SHORT EXERCISE - Print the entire listing. Each line must match the original exactly.

### DATASET RECORDS

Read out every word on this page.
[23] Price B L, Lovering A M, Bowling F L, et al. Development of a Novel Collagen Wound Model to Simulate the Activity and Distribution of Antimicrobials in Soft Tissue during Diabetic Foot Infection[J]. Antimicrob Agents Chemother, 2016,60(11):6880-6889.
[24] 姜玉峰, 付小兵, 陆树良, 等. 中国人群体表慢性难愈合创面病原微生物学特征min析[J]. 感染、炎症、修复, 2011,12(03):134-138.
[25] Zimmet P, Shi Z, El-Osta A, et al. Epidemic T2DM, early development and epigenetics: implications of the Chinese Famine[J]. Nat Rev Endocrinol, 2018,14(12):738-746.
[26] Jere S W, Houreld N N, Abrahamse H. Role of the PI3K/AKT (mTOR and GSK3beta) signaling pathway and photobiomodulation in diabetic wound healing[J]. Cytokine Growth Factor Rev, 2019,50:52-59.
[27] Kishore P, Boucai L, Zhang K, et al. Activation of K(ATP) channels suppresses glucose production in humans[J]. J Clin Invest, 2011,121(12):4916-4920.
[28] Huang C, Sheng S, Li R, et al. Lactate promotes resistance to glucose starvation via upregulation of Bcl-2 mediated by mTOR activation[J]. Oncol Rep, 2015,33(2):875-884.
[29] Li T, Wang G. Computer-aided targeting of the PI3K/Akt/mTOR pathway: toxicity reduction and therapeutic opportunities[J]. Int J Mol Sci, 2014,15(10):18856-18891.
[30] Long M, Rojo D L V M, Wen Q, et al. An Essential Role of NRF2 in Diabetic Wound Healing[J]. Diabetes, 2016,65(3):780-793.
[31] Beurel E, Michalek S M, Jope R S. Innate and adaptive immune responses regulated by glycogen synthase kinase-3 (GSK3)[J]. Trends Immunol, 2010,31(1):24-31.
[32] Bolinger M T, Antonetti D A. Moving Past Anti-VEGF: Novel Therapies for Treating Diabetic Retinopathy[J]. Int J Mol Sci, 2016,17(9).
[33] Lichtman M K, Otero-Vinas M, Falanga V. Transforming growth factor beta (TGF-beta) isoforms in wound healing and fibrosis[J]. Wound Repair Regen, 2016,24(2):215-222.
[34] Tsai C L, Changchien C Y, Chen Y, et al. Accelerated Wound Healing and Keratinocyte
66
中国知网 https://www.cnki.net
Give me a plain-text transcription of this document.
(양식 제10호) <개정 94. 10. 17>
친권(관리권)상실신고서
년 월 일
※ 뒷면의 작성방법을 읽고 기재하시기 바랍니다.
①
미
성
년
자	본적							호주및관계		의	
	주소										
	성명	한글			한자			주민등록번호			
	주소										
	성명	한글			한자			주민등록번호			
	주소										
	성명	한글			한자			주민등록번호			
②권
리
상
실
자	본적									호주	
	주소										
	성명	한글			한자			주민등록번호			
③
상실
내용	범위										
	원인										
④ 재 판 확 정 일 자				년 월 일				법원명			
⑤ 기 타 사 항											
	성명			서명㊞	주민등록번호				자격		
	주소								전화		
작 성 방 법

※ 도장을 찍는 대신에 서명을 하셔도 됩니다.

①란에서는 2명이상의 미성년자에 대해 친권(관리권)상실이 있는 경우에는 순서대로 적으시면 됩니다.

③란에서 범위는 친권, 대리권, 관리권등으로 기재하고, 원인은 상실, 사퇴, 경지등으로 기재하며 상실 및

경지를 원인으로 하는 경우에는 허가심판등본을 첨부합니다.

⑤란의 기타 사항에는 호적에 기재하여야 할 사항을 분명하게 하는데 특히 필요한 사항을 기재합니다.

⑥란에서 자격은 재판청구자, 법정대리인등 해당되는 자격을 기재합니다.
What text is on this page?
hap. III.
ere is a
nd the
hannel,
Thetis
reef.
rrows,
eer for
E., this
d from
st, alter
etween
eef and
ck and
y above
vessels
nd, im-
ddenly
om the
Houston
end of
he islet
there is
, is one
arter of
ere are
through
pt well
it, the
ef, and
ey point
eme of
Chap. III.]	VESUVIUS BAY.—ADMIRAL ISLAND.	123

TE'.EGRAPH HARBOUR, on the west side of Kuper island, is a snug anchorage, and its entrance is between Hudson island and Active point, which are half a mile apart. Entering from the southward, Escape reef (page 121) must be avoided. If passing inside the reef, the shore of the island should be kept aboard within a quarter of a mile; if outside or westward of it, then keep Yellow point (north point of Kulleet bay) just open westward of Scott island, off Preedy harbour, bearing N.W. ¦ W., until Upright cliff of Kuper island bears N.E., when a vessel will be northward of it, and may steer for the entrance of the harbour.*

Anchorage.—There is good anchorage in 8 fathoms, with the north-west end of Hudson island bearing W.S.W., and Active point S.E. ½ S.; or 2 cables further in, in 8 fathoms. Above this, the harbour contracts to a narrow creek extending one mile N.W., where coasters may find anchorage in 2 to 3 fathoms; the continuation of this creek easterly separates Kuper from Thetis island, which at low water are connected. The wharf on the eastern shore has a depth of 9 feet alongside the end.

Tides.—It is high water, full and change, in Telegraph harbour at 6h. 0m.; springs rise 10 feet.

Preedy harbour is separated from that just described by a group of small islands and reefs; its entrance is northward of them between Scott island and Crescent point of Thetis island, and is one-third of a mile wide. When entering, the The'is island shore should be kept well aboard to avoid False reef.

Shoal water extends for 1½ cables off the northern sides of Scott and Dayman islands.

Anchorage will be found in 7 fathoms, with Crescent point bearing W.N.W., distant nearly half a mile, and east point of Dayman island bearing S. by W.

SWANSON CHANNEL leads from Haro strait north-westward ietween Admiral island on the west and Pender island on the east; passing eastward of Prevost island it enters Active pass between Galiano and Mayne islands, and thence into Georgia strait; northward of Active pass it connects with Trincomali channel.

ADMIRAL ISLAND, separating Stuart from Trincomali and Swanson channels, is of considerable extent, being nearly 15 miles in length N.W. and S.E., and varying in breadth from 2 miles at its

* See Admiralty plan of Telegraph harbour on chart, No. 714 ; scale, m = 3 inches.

######

EXERCISE OUTPUT -
Read out every word on this page.
[23] Price B L, Lovering A M, Bowling F L, et al. Development of a Novel Collagen Wound Model to Simulate the Activity and Distribution of Antimicrobials in Soft Tissue during Diabetic Foot Infection[J]. Antimicrob Agents Chemother, 2016,60(11):6880-6889.
[24] 姜玉峰, 付小兵, 陆树良, 等. 中国人群体表慢性难愈合创面病原微生物学特征min析[J]. 感染、炎症、修复, 2011,12(03):134-138.
[25] Zimmet P, Shi Z, El-Osta A, et al. Epidemic T2DM, early development and epigenetics: implications of the Chinese Famine[J]. Nat Rev Endocrinol, 2018,14(12):738-746.
[26] Jere S W, Houreld N N, Abrahamse H. Role of the PI3K/AKT (mTOR and GSK3beta) signaling pathway and photobiomodulation in diabetic wound healing[J]. Cytokine Growth Factor Rev, 2019,50:52-59.
[27] Kishore P, Boucai L, Zhang K, et al. Activation of K(ATP) channels suppresses glucose production in humans[J]. J Clin Invest, 2011,121(12):4916-4920.
[28] Huang C, Sheng S, Li R, et al. Lactate promotes resistance to glucose starvation via upregulation of Bcl-2 mediated by mTOR activation[J]. Oncol Rep, 2015,33(2):875-884.
[29] Li T, Wang G. Computer-aided targeting of the PI3K/Akt/mTOR pathway: toxicity reduction and therapeutic opportunities[J]. Int J Mol Sci, 2014,15(10):18856-18891.
[30] Long M, Rojo D L V M, Wen Q, et al. An Essential Role of NRF2 in Diabetic Wound Healing[J]. Diabetes, 2016,65(3):780-793.
[31] Beurel E, Michalek S M, Jope R S. Innate and adaptive immune responses regulated by glycogen synthase kinase-3 (GSK3)[J]. Trends Immunol, 2010,31(1):24-31.
[32] Bolinger M T, Antonetti D A. Moving Past Anti-VEGF: Novel Therapies for Treating Diabetic Retinopathy[J]. Int J Mol Sci, 2016,17(9).
[33] Lichtman M K, Otero-Vinas M, Falanga V. Transforming growth factor beta (TGF-beta) isoforms in wound healing and fibrosis[J]. Wound Repair Regen, 2016,24(2):215-222.
[34] Tsai C L, Changchien C Y, Chen Y, et al. Accelerated Wound Healing and Keratinocyte
66
中国知网 https://www.cnki.net
Give me a plain-text transcription of this document.
(양식 제10호) <개정 94. 10. 17>
친권(관리권)상실신고서
년 월 일
※ 뒷면의 작성방법을 읽고 기재하시기 바랍니다.
①
미
성
년
자	본적							호주및관계		의	
	주소										
	성명	한글			한자			주민등록번호			
	주소										
	성명	한글			한자			주민등록번호			
	주소										
	성명	한글			한자			주민등록번호			
②권
리
상
실
자	본적									호주	
	주소										
	성명	한글			한자			주민등록번호			
③
상실
내용	범위										
	원인										
④ 재 판 확 정 일 자				년 월 일				법원명			
⑤ 기 타 사 항											
	성명			서명㊞	주민등록번호				자격		
	주소								전화		
작 성 방 법

※ 도장을 찍는 대신에 서명을 하셔도 됩니다.

①란에서는 2명이상의 미성년자에 대해 친권(관리권)상실이 있는 경우에는 순서대로 적으시면 됩니다.

③란에서 범위는 친권, 대리권, 관리권등으로 기재하고, 원인은 상실, 사퇴, 경지등으로 기재하며 상실 및

경지를 원인으로 하는 경우에는 허가심판등본을 첨부합니다.

⑤란의 기타 사항에는 호적에 기재하여야 할 사항을 분명하게 하는데 특히 필요한 사항을 기재합니다.

⑥란에서 자격은 재판청구자, 법정대리인등 해당되는 자격을 기재합니다.
What text is on this page?
hap. III.
ere is a
nd the
hannel,
Thetis
reef.
rrows,
eer for
E., this
d from
st, alter
etween
eef and
ck and
y above
vessels
nd, im-
ddenly
om the
Houston
end of
he islet
there is
, is one
arter of
ere are
through
pt well
it, the
ef, and
ey point
eme of
Chap. III.]	VESUVIUS BAY.—ADMIRAL ISLAND.	123

TE'.EGRAPH HARBOUR, on the west side of Kuper island, is a snug anchorage, and its entrance is between Hudson island and Active point, which are half a mile apart. Entering from the southward, Escape reef (page 121) must be avoided. If passing inside the reef, the shore of the island should be kept aboard within a quarter of a mile; if outside or westward of it, then keep Yellow point (north point of Kulleet bay) just open westward of Scott island, off Preedy harbour, bearing N.W. ¦ W., until Upright cliff of Kuper island bears N.E., when a vessel will be northward of it, and may steer for the entrance of the harbour.*

Anchorage.—There is good anchorage in 8 fathoms, with the north-west end of Hudson island bearing W.S.W., and Active point S.E. ½ S.; or 2 cables further in, in 8 fathoms. Above this, the harbour contracts to a narrow creek extending one mile N.W., where coasters may find anchorage in 2 to 3 fathoms; the continuation of this creek easterly separates Kuper from Thetis island, which at low water are connected. The wharf on the eastern shore has a depth of 9 feet alongside the end.

Tides.—It is high water, full and change, in Telegraph harbour at 6h. 0m.; springs rise 10 feet.

Preedy harbour is separated from that just described by a group of small islands and reefs; its entrance is northward of them between Scott island and Crescent point of Thetis island, and is one-third of a mile wide. When entering, the The'is island shore should be kept well aboard to avoid False reef.

Shoal water extends for 1½ cables off the northern sides of Scott and Dayman islands.

Anchorage will be found in 7 fathoms, with Crescent point bearing W.N.W., distant nearly half a mile, and east point of Dayman island bearing S. by W.

SWANSON CHANNEL leads from Haro strait north-westward ietween Admiral island on the west and Pender island on the east; passing eastward of Prevost island it enters Active pass between Galiano and Mayne islands, and thence into Georgia strait; northward of Active pass it connects with Trincomali channel.

ADMIRAL ISLAND, separating Stuart from Trincomali and Swanson channels, is of considerable extent, being nearly 15 miles in length N.W. and S.E., and varying in breadth from 2 miles at its

* See Admiralty plan of Telegraph harbour on chart, No. 714 ; scale, m = 3 inches.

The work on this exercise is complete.